━━━━━ ENTRIES SUPPLIED

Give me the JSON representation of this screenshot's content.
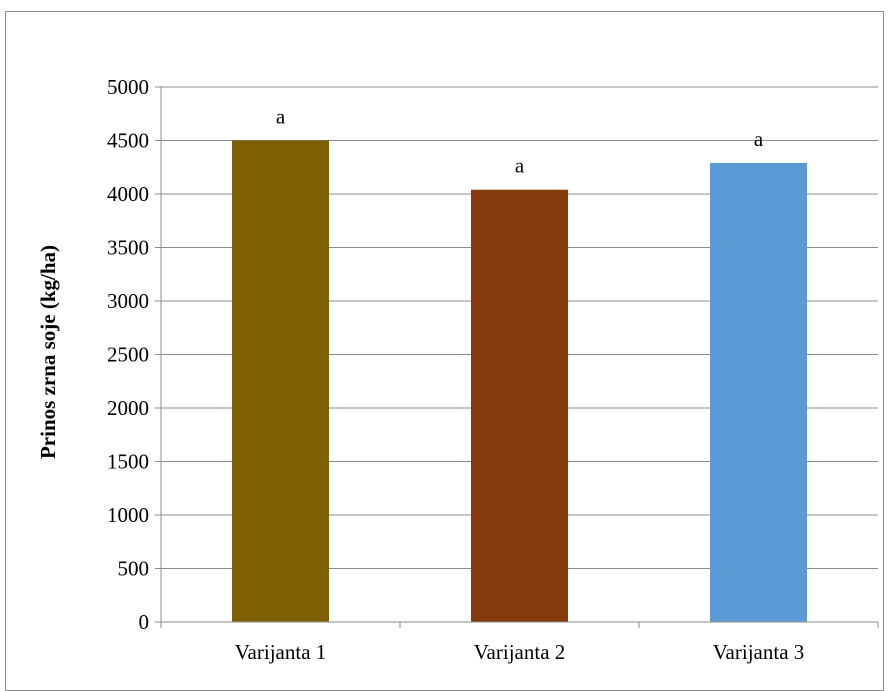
{
  "chart_data": {
    "type": "bar",
    "categories": [
      "Varijanta 1",
      "Varijanta 2",
      "Varijanta 3"
    ],
    "values": [
      4500,
      4040,
      4290
    ],
    "data_labels": [
      "a",
      "a",
      "a"
    ],
    "bar_colors": [
      "#7f6000",
      "#843c0c",
      "#5b9bd5"
    ],
    "title": "",
    "xlabel": "",
    "ylabel": "Prinos zrna soje (kg/ha)",
    "ylim": [
      0,
      5000
    ],
    "yticks": [
      0,
      500,
      1000,
      1500,
      2000,
      2500,
      3000,
      3500,
      4000,
      4500,
      5000
    ],
    "ytick_labels": [
      "0",
      "500",
      "1000",
      "1500",
      "2000",
      "2500",
      "3000",
      "3500",
      "4000",
      "4500",
      "5000"
    ],
    "grid": true,
    "legend": "none"
  }
}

━━━━━━━━━━

Return each full line of the entries that contains the word "Varijanta".

▶ **REPLY TO THE TASK**
      "Varijanta 1",
      "Varijanta 2",
      "Varijanta 3"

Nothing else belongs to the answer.